WHAT YOU ARE ASKED TO DO ▸ Transcribe every record that appears below, exactly and in full.

[Stored data]

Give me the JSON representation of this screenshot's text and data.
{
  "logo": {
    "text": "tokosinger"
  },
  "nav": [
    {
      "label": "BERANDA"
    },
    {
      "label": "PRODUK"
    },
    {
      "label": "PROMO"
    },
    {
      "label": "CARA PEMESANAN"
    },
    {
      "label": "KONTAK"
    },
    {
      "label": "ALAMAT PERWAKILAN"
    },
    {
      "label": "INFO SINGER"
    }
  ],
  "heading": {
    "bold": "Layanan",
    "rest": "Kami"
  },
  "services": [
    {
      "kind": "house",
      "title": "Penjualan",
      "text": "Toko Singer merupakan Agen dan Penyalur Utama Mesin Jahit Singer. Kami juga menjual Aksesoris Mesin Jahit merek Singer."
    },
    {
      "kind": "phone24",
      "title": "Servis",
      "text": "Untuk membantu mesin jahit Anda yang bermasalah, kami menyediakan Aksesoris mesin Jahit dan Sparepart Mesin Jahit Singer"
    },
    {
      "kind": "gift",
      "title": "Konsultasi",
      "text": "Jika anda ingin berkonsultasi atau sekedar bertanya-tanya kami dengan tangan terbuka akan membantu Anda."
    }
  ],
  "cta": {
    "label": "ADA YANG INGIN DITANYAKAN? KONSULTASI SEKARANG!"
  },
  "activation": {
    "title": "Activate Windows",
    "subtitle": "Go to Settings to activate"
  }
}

FINISHED EXERCISE ▸
Give me the JSON representation of this screenshot's text and data.
{
  "logo": {
    "text": "tokosinger"
  },
  "nav": [
    {
      "label": "BERANDA"
    },
    {
      "label": "PRODUK"
    },
    {
      "label": "PROMO"
    },
    {
      "label": "CARA PEMESANAN"
    },
    {
      "label": "KONTAK"
    },
    {
      "label": "ALAMAT PERWAKILAN"
    },
    {
      "label": "INFO SINGER"
    }
  ],
  "heading": {
    "bold": "Layanan",
    "rest": "Kami"
  },
  "services": [
    {
      "kind": "house",
      "title": "Penjualan",
      "text": "Toko Singer merupakan Agen dan Penyalur Utama Mesin Jahit Singer. Kami juga menjual Aksesoris Mesin Jahit merek Singer."
    },
    {
      "kind": "phone24",
      "title": "Servis",
      "text": "Untuk membantu mesin jahit Anda yang bermasalah, kami menyediakan Aksesoris mesin Jahit dan Sparepart Mesin Jahit Singer"
    },
    {
      "kind": "gift",
      "title": "Konsultasi",
      "text": "Jika anda ingin berkonsultasi atau sekedar bertanya-tanya kami dengan tangan terbuka akan membantu Anda."
    }
  ],
  "cta": {
    "label": "ADA YANG INGIN DITANYAKAN? KONSULTASI SEKARANG!"
  },
  "activation": {
    "title": "Activate Windows",
    "subtitle": "Go to Settings to activate"
  }
}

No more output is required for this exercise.